▶ **Task to carry out**: Here are some records; copy every line that holds the word "proxy".

▶ **Extracted data**:

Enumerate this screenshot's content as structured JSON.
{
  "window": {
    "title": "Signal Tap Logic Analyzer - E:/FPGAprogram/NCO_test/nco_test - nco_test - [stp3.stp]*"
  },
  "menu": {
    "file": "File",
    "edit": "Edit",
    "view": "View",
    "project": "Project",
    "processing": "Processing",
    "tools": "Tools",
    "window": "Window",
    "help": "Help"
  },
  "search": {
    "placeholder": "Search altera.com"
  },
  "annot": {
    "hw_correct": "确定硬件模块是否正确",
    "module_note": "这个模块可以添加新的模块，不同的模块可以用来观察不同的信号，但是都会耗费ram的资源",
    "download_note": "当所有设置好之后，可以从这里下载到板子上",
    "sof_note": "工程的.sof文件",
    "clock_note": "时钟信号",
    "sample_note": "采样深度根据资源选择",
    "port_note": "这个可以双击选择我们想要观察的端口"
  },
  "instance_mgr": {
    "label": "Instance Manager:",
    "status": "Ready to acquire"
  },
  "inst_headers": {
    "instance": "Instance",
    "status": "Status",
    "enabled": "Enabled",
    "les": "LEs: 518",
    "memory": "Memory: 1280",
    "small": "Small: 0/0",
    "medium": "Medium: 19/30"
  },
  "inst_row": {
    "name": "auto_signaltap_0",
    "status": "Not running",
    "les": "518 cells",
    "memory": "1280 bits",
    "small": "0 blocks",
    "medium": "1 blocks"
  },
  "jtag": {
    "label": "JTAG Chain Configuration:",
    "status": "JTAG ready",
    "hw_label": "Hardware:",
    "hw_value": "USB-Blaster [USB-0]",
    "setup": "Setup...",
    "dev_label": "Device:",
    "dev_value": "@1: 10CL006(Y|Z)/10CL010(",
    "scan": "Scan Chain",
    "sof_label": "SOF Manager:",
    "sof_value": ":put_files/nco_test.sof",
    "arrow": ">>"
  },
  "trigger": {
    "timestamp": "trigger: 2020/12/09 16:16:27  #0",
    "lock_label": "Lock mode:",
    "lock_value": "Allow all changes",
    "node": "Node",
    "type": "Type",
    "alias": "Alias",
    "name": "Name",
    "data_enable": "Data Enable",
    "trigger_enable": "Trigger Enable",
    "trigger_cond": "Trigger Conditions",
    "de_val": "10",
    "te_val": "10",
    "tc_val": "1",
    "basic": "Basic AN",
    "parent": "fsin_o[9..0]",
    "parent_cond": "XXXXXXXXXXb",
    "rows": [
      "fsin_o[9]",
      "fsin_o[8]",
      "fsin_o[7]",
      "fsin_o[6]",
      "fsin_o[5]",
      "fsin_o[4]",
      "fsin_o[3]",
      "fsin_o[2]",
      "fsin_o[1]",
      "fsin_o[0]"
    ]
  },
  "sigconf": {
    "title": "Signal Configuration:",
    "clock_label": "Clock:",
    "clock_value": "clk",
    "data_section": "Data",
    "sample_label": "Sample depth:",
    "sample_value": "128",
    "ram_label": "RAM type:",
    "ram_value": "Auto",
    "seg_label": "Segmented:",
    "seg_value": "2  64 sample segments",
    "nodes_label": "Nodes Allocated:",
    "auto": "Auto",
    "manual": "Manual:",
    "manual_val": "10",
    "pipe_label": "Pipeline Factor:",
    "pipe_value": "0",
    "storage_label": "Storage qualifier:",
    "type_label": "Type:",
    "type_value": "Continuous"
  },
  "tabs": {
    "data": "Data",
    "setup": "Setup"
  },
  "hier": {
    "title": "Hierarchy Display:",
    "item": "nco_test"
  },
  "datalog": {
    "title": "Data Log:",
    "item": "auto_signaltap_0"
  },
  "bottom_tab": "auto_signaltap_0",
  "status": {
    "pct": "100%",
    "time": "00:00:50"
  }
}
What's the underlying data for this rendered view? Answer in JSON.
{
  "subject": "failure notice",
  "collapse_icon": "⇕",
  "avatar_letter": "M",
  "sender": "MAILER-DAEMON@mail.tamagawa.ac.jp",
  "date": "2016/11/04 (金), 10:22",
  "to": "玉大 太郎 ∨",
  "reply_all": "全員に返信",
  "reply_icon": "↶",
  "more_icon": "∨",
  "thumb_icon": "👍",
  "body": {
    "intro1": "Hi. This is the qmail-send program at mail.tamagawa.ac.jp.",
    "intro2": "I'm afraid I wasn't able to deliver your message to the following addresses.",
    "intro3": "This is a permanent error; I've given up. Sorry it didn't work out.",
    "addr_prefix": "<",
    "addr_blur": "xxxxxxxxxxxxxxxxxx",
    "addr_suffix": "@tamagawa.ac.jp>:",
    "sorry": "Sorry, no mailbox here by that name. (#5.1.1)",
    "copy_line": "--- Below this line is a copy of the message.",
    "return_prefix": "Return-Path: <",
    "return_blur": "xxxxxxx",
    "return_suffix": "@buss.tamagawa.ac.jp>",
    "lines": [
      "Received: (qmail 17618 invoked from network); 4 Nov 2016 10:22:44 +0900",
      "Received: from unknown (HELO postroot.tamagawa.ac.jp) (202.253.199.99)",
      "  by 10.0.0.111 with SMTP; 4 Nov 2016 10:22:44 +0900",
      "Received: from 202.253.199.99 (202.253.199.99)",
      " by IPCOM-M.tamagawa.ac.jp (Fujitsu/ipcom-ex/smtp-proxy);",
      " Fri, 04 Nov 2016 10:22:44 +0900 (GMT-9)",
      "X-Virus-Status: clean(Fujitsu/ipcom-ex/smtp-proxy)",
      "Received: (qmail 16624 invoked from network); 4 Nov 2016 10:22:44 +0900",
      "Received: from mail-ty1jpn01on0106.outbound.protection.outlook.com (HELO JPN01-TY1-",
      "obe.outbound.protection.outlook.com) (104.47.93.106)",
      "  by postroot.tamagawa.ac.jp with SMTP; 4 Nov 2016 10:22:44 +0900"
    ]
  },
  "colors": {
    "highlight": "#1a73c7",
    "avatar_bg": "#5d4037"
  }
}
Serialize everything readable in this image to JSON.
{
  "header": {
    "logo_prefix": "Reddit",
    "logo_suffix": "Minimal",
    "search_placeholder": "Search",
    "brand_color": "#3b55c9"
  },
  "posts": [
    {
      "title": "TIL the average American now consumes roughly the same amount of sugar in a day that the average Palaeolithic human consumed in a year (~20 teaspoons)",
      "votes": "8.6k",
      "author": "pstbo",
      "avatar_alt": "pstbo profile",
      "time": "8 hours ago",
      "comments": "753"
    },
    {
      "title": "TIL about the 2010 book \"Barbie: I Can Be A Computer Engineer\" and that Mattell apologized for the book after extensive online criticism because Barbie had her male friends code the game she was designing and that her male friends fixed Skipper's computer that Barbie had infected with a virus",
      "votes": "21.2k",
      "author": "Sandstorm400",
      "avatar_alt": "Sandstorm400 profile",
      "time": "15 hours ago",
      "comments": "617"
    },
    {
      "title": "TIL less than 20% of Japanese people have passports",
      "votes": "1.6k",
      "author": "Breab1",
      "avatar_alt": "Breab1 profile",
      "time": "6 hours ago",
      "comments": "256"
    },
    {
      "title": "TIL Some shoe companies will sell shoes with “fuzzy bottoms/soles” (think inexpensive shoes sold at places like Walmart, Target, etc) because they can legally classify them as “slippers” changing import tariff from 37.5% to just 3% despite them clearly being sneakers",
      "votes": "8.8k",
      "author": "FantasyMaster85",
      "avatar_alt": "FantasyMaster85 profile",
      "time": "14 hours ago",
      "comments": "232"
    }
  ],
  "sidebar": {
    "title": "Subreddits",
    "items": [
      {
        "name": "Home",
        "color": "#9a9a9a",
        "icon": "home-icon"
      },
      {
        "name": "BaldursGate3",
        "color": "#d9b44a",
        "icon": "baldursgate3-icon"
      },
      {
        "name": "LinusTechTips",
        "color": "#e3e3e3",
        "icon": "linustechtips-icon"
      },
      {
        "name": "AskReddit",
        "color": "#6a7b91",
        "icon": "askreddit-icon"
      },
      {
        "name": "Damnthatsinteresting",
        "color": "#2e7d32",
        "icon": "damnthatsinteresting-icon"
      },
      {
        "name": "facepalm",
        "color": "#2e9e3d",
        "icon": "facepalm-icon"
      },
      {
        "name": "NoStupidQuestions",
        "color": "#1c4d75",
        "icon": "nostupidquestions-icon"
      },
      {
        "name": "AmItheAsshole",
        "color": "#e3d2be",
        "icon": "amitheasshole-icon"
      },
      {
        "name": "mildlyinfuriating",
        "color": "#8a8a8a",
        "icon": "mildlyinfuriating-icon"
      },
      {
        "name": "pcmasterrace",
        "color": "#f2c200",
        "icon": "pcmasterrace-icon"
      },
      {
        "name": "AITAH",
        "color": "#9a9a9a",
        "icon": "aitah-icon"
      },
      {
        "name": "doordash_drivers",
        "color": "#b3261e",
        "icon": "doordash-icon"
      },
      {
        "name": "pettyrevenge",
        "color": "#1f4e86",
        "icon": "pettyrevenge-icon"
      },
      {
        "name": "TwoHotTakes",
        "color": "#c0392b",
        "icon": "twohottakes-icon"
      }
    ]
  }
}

▶ **Exercise output**:
      " by IPCOM-M.tamagawa.ac.jp (Fujitsu/ipcom-ex/smtp-proxy);",
      "X-Virus-Status: clean(Fujitsu/ipcom-ex/smtp-proxy)",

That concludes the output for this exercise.